### Data supplied

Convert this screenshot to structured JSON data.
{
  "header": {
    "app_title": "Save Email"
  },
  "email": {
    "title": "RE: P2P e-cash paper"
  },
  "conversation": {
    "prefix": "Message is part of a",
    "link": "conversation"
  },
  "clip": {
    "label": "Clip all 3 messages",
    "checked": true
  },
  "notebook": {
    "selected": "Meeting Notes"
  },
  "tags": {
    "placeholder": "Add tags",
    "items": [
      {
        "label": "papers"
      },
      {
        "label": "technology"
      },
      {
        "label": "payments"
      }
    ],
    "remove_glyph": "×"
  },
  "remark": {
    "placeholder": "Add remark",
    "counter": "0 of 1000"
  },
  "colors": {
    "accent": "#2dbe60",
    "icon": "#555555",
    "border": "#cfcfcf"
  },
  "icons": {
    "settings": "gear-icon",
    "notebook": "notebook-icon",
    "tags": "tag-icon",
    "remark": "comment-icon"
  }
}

### Challenge
Return the listing above in full, character for character.

### Task response
Convert this screenshot to structured JSON data.
{
  "header": {
    "app_title": "Save Email"
  },
  "email": {
    "title": "RE: P2P e-cash paper"
  },
  "conversation": {
    "prefix": "Message is part of a",
    "link": "conversation"
  },
  "clip": {
    "label": "Clip all 3 messages",
    "checked": true
  },
  "notebook": {
    "selected": "Meeting Notes"
  },
  "tags": {
    "placeholder": "Add tags",
    "items": [
      {
        "label": "papers"
      },
      {
        "label": "technology"
      },
      {
        "label": "payments"
      }
    ],
    "remove_glyph": "×"
  },
  "remark": {
    "placeholder": "Add remark",
    "counter": "0 of 1000"
  },
  "colors": {
    "accent": "#2dbe60",
    "icon": "#555555",
    "border": "#cfcfcf"
  },
  "icons": {
    "settings": "gear-icon",
    "notebook": "notebook-icon",
    "tags": "tag-icon",
    "remark": "comment-icon"
  }
}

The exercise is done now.